§ **TASK DETAILS**
Retype nothing but the lines running from the line that contains "What data populates" to the last line, both ends included, and skip every image.

* * * * * * * * *

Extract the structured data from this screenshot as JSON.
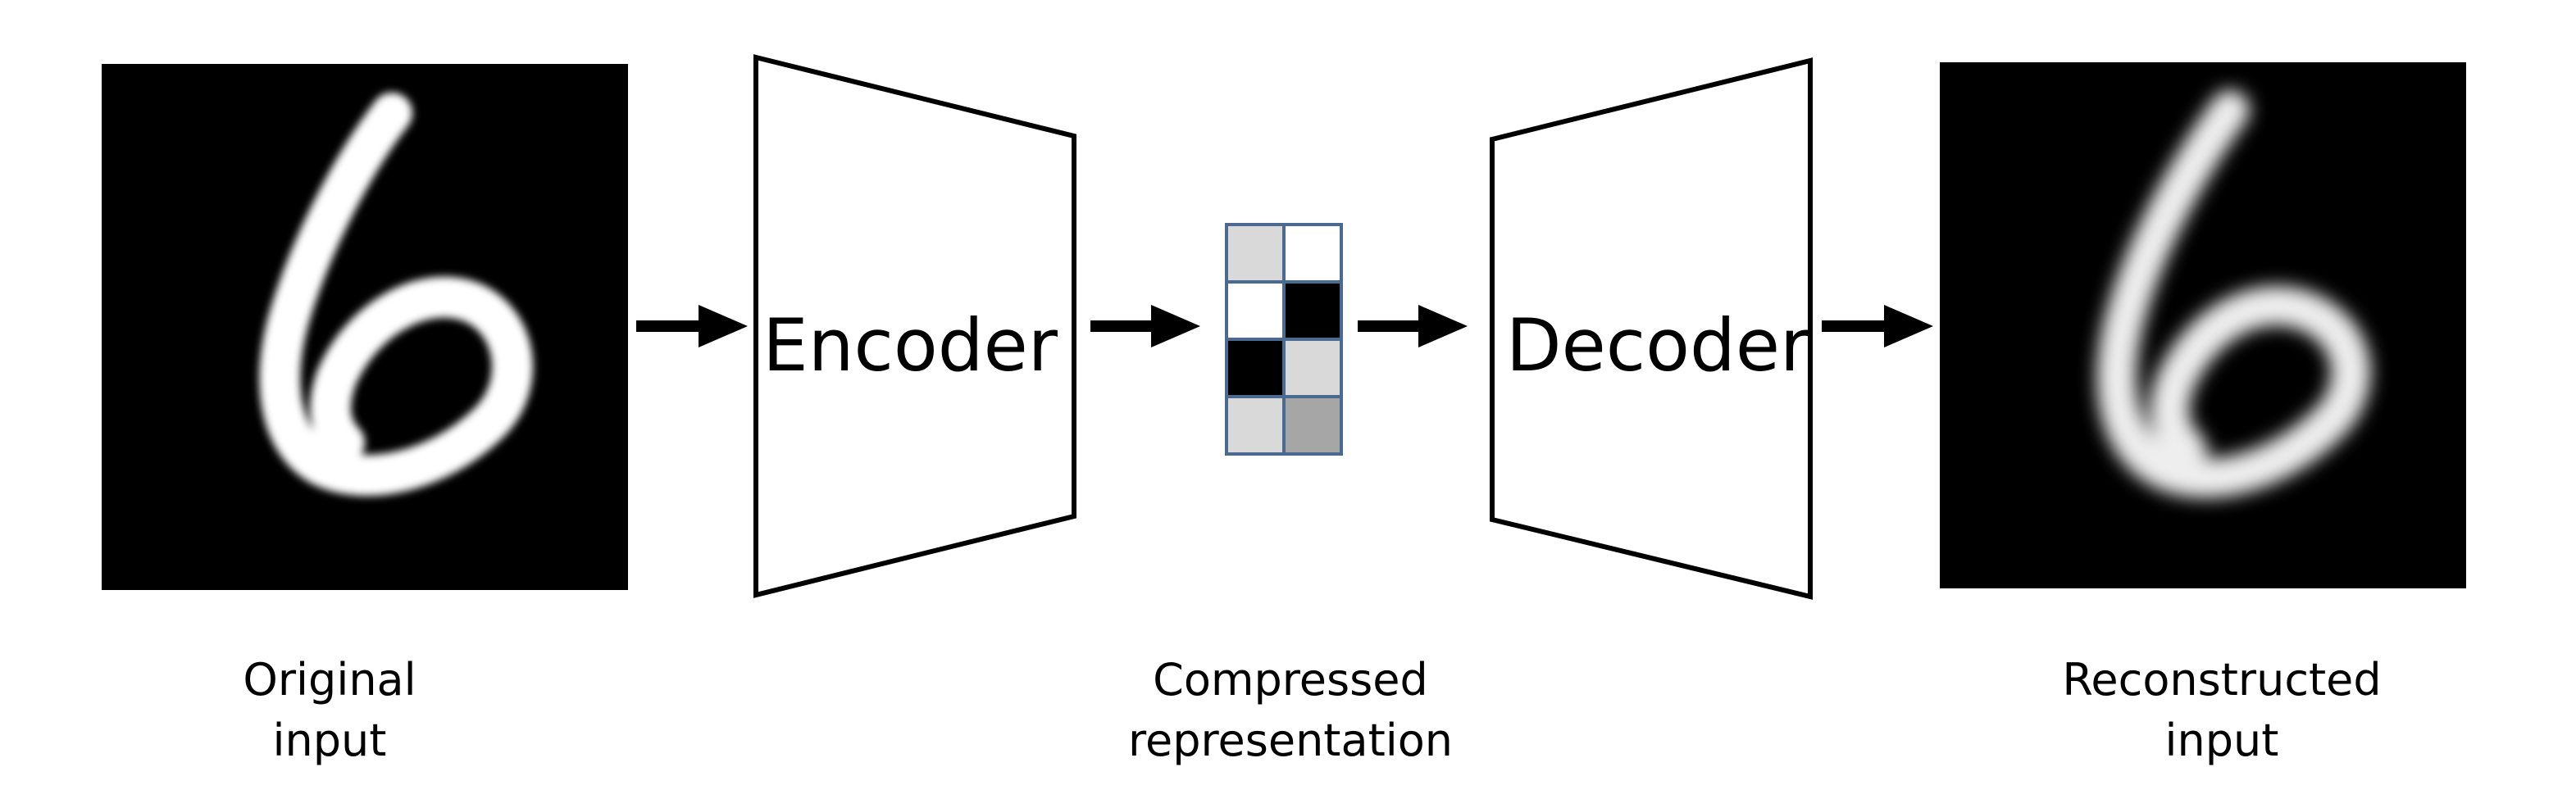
{
  "encoder": {
    "label": "Encoder"
  },
  "decoder": {
    "label": "Decoder"
  },
  "original": {
    "caption_line1": "Original",
    "caption_line2": "input"
  },
  "compressed": {
    "caption_line1": "Compressed",
    "caption_line2": "representation"
  },
  "reconstructed": {
    "caption_line1": "Reconstructed",
    "caption_line2": "input"
  },
  "latent_grid": {
    "rows": 4,
    "cols": 2,
    "cell_colors": [
      [
        "#d9d9d9",
        "#ffffff"
      ],
      [
        "#ffffff",
        "#000000"
      ],
      [
        "#000000",
        "#d9d9d9"
      ],
      [
        "#d9d9d9",
        "#a6a6a6"
      ]
    ],
    "border_color": "#4a6b8f"
  },
  "colors": {
    "image_background": "#000000",
    "digit_stroke": "#ffffff",
    "outline": "#000000"
  },
  "digit": "6"
}
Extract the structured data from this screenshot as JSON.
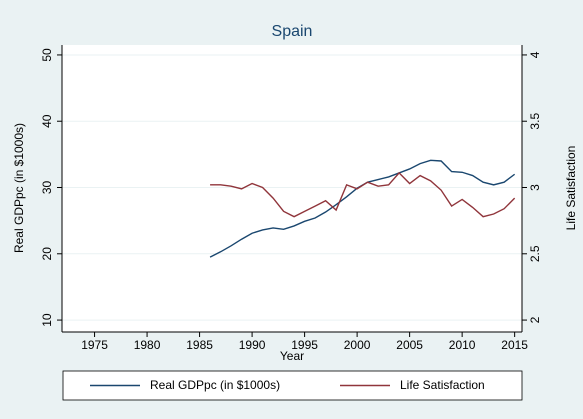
{
  "chart_data": {
    "type": "line",
    "title": "Spain",
    "xlabel": "Year",
    "ylabel": "Real GDPpc (in $1000s)",
    "y2label": "Life Satisfaction",
    "x": [
      1986,
      1987,
      1988,
      1989,
      1990,
      1991,
      1992,
      1993,
      1994,
      1995,
      1996,
      1997,
      1998,
      1999,
      2000,
      2001,
      2002,
      2003,
      2004,
      2005,
      2006,
      2007,
      2008,
      2009,
      2010,
      2011,
      2012,
      2013,
      2014,
      2015
    ],
    "series": [
      {
        "name": "Real GDPpc (in $1000s)",
        "color": "#1a476f",
        "axis": "y",
        "values": [
          19.5,
          20.3,
          21.2,
          22.2,
          23.1,
          23.6,
          23.9,
          23.7,
          24.2,
          24.9,
          25.4,
          26.3,
          27.4,
          28.6,
          29.9,
          30.8,
          31.2,
          31.6,
          32.2,
          32.8,
          33.6,
          34.1,
          34.0,
          32.4,
          32.3,
          31.8,
          30.8,
          30.4,
          30.8,
          32.0
        ]
      },
      {
        "name": "Life Satisfaction",
        "color": "#90353b",
        "axis": "y2",
        "values": [
          3.02,
          3.02,
          3.01,
          2.99,
          3.03,
          3.0,
          2.92,
          2.82,
          2.78,
          2.82,
          2.86,
          2.9,
          2.83,
          3.02,
          2.99,
          3.04,
          3.01,
          3.02,
          3.11,
          3.03,
          3.09,
          3.05,
          2.98,
          2.86,
          2.91,
          2.85,
          2.78,
          2.8,
          2.84,
          2.92
        ]
      }
    ],
    "xlim": [
      1971.9,
      2015.7
    ],
    "xticks": [
      1975,
      1980,
      1985,
      1990,
      1995,
      2000,
      2005,
      2010,
      2015
    ],
    "ylim": [
      8.2,
      51.5
    ],
    "yticks": [
      10,
      20,
      30,
      40,
      50
    ],
    "y2lim": [
      1.91,
      4.075
    ],
    "y2ticks": [
      2,
      2.5,
      3,
      3.5,
      4
    ],
    "grid": true,
    "legend": "bottom"
  }
}
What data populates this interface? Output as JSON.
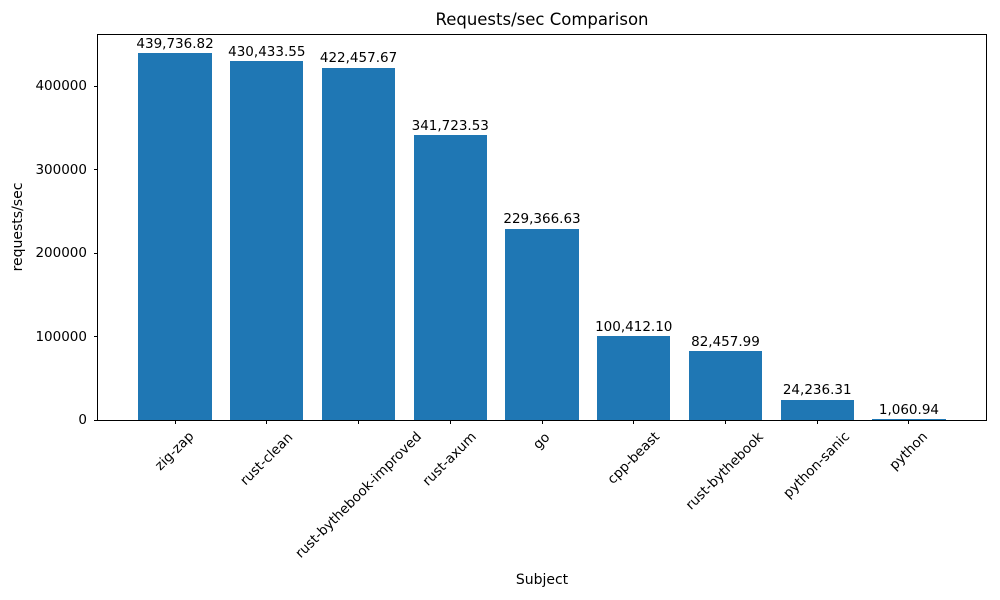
{
  "chart_data": {
    "type": "bar",
    "title": "Requests/sec Comparison",
    "xlabel": "Subject",
    "ylabel": "requests/sec",
    "categories": [
      "zig-zap",
      "rust-clean",
      "rust-bythebook-improved",
      "rust-axum",
      "go",
      "cpp-beast",
      "rust-bythebook",
      "python-sanic",
      "python"
    ],
    "values": [
      439736.82,
      430433.55,
      422457.67,
      341723.53,
      229366.63,
      100412.1,
      82457.99,
      24236.31,
      1060.94
    ],
    "value_labels": [
      "439,736.82",
      "430,433.55",
      "422,457.67",
      "341,723.53",
      "229,366.63",
      "100,412.10",
      "82,457.99",
      "24,236.31",
      "1,060.94"
    ],
    "yticks": [
      0,
      100000,
      200000,
      300000,
      400000
    ],
    "ytick_labels": [
      "0",
      "100000",
      "200000",
      "300000",
      "400000"
    ],
    "ylim": [
      0,
      461723.66
    ],
    "bar_color": "#1f77b4",
    "grid": false,
    "legend_position": "none",
    "x_tick_rotation_deg": 45,
    "bar_relative_width": 0.8
  }
}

* * * * * * * * *

§ **TASK SOLUTION**
What data populates this interface? Output as JSON.
{
  "chart_data": {
    "type": "bar",
    "title": "Requests/sec Comparison",
    "xlabel": "Subject",
    "ylabel": "requests/sec",
    "categories": [
      "zig-zap",
      "rust-clean",
      "rust-bythebook-improved",
      "rust-axum",
      "go",
      "cpp-beast",
      "rust-bythebook",
      "python-sanic",
      "python"
    ],
    "values": [
      439736.82,
      430433.55,
      422457.67,
      341723.53,
      229366.63,
      100412.1,
      82457.99,
      24236.31,
      1060.94
    ],
    "value_labels": [
      "439,736.82",
      "430,433.55",
      "422,457.67",
      "341,723.53",
      "229,366.63",
      "100,412.10",
      "82,457.99",
      "24,236.31",
      "1,060.94"
    ],
    "yticks": [
      0,
      100000,
      200000,
      300000,
      400000
    ],
    "ytick_labels": [
      "0",
      "100000",
      "200000",
      "300000",
      "400000"
    ],
    "ylim": [
      0,
      461723.66
    ],
    "bar_color": "#1f77b4",
    "grid": false,
    "legend_position": "none",
    "x_tick_rotation_deg": 45,
    "bar_relative_width": 0.8
  }
}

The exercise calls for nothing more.